### Stated goal:
Reproduce word for word everything from the first line of the entries below down to the line containing "surface-patch xyxy=(325,265,334,277)", including both of those lines.

## Begin Raw records

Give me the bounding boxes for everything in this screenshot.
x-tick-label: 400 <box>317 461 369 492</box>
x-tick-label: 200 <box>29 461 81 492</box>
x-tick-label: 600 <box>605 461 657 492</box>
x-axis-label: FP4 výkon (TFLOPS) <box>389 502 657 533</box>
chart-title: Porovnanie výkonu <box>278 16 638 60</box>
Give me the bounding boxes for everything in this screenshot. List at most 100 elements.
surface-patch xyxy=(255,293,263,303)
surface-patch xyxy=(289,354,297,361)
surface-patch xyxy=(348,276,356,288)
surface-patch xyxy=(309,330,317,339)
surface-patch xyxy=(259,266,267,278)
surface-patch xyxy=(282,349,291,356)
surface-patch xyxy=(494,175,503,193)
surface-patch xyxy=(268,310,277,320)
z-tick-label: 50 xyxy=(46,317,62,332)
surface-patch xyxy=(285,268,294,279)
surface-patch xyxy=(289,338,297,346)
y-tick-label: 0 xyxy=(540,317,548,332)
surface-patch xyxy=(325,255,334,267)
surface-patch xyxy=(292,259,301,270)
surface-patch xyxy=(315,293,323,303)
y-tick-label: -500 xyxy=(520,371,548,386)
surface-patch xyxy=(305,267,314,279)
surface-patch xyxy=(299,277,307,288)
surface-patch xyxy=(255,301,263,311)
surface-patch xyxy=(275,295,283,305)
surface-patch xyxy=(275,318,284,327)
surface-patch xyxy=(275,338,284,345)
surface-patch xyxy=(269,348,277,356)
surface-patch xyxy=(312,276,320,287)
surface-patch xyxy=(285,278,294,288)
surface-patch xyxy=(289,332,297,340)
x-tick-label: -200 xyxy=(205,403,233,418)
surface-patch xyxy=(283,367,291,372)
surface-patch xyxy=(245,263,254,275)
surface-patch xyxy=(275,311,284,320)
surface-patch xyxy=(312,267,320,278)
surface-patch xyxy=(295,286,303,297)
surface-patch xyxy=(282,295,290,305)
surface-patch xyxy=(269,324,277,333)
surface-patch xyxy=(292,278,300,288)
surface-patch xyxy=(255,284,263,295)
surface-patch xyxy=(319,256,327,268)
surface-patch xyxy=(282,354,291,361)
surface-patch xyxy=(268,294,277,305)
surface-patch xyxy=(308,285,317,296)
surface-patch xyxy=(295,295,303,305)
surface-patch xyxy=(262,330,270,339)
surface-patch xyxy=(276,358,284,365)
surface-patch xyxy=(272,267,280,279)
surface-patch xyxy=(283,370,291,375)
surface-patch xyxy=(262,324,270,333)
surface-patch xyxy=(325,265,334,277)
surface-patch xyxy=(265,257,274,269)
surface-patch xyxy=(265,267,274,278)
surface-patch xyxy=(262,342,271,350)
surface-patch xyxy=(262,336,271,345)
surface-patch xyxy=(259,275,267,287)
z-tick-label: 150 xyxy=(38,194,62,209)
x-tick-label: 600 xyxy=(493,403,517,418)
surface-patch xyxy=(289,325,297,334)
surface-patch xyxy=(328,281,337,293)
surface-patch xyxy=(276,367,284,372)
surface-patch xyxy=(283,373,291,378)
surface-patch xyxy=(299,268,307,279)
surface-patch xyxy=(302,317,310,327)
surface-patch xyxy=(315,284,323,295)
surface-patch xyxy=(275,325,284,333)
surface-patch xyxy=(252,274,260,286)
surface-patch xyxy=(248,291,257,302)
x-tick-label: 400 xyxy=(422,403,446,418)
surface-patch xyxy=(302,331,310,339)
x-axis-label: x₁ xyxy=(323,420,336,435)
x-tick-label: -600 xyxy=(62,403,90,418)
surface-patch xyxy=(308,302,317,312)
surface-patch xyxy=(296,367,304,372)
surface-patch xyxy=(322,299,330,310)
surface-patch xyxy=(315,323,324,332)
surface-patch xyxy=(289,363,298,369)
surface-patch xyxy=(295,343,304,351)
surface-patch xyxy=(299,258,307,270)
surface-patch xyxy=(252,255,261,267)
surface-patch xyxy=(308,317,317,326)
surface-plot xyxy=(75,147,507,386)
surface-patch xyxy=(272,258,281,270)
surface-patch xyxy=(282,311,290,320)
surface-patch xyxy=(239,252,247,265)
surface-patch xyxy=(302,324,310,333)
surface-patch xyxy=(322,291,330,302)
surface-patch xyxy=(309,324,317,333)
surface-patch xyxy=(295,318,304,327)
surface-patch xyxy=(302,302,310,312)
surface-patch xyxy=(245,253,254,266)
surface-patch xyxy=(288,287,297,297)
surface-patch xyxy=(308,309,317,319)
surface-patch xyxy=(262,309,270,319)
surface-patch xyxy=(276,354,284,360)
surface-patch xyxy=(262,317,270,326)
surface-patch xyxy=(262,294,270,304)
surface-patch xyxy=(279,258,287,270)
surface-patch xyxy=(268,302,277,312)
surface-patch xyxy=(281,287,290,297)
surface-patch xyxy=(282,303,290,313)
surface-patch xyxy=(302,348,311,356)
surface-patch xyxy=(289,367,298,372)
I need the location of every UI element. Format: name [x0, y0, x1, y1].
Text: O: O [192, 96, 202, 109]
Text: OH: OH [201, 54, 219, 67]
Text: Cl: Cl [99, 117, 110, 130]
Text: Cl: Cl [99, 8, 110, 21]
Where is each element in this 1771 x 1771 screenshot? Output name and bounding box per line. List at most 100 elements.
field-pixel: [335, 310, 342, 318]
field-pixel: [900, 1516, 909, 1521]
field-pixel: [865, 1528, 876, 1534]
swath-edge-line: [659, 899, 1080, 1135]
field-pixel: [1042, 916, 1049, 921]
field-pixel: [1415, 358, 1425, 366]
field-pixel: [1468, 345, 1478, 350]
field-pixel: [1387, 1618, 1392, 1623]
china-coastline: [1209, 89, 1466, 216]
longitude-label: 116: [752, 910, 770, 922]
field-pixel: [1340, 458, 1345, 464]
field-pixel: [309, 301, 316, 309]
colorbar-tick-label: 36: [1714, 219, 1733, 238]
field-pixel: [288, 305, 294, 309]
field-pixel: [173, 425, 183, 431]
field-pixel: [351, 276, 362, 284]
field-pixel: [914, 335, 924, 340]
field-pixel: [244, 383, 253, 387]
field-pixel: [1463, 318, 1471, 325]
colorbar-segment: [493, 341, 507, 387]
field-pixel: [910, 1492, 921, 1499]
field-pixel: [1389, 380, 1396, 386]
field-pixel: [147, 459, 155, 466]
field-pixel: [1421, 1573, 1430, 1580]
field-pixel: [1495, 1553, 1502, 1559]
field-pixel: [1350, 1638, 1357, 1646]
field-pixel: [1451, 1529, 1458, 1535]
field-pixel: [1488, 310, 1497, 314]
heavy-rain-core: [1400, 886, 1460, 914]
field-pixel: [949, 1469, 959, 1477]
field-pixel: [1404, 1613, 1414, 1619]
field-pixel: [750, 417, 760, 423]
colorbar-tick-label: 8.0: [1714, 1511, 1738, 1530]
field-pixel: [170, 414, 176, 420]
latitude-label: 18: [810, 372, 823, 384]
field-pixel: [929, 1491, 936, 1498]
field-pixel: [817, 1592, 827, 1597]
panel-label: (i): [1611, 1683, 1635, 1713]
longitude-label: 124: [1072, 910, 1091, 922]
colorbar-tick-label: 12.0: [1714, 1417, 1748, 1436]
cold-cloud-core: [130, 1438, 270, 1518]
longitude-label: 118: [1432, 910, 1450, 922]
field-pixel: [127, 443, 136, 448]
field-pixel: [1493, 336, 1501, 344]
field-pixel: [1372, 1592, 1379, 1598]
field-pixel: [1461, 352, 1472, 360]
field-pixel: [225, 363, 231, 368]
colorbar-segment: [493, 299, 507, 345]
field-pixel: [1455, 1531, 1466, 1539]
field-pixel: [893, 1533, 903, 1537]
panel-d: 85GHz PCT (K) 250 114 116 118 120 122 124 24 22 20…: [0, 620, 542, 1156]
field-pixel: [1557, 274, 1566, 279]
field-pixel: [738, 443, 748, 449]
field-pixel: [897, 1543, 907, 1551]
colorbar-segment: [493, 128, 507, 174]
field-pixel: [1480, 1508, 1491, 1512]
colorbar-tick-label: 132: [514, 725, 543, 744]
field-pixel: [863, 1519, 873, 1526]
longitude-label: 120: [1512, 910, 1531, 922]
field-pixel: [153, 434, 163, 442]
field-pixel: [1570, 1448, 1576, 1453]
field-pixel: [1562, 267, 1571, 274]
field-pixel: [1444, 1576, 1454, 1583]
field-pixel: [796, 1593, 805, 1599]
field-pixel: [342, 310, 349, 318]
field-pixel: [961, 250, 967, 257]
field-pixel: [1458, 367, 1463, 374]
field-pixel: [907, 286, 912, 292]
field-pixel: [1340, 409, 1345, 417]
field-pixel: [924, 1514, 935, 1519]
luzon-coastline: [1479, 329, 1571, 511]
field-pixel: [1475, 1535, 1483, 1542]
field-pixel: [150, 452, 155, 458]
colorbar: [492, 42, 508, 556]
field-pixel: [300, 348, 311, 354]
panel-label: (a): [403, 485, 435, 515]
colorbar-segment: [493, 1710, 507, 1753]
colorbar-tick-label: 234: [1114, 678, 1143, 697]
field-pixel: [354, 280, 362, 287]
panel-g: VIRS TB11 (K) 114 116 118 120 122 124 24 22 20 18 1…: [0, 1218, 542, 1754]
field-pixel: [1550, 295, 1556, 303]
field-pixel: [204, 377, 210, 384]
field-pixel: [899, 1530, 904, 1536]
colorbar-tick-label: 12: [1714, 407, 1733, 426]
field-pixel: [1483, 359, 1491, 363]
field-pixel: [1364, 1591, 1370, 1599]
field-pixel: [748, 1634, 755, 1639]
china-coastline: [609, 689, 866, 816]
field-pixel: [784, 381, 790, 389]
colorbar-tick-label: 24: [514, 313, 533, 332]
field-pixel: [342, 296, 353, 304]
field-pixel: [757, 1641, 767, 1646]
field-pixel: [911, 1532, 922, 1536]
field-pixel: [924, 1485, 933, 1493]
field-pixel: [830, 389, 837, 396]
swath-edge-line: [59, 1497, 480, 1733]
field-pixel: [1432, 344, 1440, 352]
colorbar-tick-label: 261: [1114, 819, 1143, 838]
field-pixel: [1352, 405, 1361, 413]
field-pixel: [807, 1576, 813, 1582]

## End Raw records

### Reply to the task:
Give me the bounding boxes for everything in this screenshot.
x-tick-label: 400 <box>317 461 369 492</box>
x-tick-label: 200 <box>29 461 81 492</box>
x-tick-label: 600 <box>605 461 657 492</box>
x-axis-label: FP4 výkon (TFLOPS) <box>389 502 657 533</box>
chart-title: Porovnanie výkonu <box>278 16 638 60</box>
Give me the bounding boxes for everything in this screenshot. List at most 100 elements.
surface-patch xyxy=(255,293,263,303)
surface-patch xyxy=(289,354,297,361)
surface-patch xyxy=(348,276,356,288)
surface-patch xyxy=(309,330,317,339)
surface-patch xyxy=(259,266,267,278)
surface-patch xyxy=(282,349,291,356)
surface-patch xyxy=(494,175,503,193)
surface-patch xyxy=(268,310,277,320)
z-tick-label: 50 xyxy=(46,317,62,332)
surface-patch xyxy=(285,268,294,279)
surface-patch xyxy=(289,338,297,346)
y-tick-label: 0 xyxy=(540,317,548,332)
surface-patch xyxy=(325,255,334,267)
surface-patch xyxy=(292,259,301,270)
surface-patch xyxy=(315,293,323,303)
y-tick-label: -500 xyxy=(520,371,548,386)
surface-patch xyxy=(305,267,314,279)
surface-patch xyxy=(299,277,307,288)
surface-patch xyxy=(255,301,263,311)
surface-patch xyxy=(275,295,283,305)
surface-patch xyxy=(275,318,284,327)
surface-patch xyxy=(275,338,284,345)
surface-patch xyxy=(269,348,277,356)
surface-patch xyxy=(312,276,320,287)
surface-patch xyxy=(285,278,294,288)
surface-patch xyxy=(289,332,297,340)
x-tick-label: -200 xyxy=(205,403,233,418)
surface-patch xyxy=(283,367,291,372)
surface-patch xyxy=(245,263,254,275)
surface-patch xyxy=(275,311,284,320)
surface-patch xyxy=(312,267,320,278)
surface-patch xyxy=(295,286,303,297)
surface-patch xyxy=(282,295,290,305)
surface-patch xyxy=(269,324,277,333)
surface-patch xyxy=(292,278,300,288)
surface-patch xyxy=(255,284,263,295)
surface-patch xyxy=(319,256,327,268)
surface-patch xyxy=(282,354,291,361)
surface-patch xyxy=(268,294,277,305)
surface-patch xyxy=(308,285,317,296)
surface-patch xyxy=(295,295,303,305)
surface-patch xyxy=(262,330,270,339)
surface-patch xyxy=(276,358,284,365)
surface-patch xyxy=(272,267,280,279)
surface-patch xyxy=(283,370,291,375)
surface-patch xyxy=(262,324,270,333)
surface-patch xyxy=(325,265,334,277)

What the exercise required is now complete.